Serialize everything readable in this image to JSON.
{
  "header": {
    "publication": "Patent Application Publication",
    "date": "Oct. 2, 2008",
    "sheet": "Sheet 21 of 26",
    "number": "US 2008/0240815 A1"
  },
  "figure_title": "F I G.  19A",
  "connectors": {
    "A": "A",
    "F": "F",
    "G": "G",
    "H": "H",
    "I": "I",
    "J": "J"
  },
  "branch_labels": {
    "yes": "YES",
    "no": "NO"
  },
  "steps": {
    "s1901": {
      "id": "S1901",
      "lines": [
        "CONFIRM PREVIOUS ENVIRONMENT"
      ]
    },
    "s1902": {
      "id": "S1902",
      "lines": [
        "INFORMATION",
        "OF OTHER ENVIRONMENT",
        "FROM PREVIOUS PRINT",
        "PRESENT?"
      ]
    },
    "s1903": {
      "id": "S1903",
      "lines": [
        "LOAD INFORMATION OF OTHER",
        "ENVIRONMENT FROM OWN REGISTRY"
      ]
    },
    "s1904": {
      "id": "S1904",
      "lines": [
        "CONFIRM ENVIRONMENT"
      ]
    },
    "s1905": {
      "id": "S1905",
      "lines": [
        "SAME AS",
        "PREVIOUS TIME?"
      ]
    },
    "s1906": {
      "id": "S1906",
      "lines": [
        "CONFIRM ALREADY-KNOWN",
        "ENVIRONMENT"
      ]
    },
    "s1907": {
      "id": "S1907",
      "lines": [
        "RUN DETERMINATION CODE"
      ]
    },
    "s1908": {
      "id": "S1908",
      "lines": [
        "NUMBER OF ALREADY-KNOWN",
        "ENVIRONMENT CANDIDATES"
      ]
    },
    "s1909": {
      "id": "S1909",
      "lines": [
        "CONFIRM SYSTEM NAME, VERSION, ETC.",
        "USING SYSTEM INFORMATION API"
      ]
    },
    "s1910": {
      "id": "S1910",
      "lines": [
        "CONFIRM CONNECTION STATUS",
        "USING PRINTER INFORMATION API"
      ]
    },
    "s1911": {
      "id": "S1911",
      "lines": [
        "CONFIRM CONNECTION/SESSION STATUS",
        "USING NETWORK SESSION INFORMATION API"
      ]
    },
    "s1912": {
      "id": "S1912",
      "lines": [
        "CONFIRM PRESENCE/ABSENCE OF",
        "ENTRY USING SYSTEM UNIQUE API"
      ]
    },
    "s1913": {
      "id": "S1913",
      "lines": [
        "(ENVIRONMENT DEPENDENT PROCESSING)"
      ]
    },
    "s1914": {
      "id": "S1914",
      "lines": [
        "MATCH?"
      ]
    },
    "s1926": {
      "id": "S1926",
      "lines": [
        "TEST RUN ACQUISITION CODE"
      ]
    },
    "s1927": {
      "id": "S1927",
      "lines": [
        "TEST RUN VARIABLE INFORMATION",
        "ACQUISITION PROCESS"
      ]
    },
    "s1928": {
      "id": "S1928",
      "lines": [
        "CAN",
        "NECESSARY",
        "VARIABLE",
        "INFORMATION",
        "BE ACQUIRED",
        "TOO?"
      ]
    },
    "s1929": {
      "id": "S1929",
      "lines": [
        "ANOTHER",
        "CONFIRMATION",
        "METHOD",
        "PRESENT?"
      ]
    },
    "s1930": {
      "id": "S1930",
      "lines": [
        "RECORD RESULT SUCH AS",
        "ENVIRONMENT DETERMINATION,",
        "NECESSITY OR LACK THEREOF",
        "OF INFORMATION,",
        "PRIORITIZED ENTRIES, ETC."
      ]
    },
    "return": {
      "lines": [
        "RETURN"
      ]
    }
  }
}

EXERCISE TASK:
Take every line that includes the string "TEST" and copy it.

ANSWER IN FULL:
        "TEST RUN ACQUISITION CODE"
        "TEST RUN VARIABLE INFORMATION",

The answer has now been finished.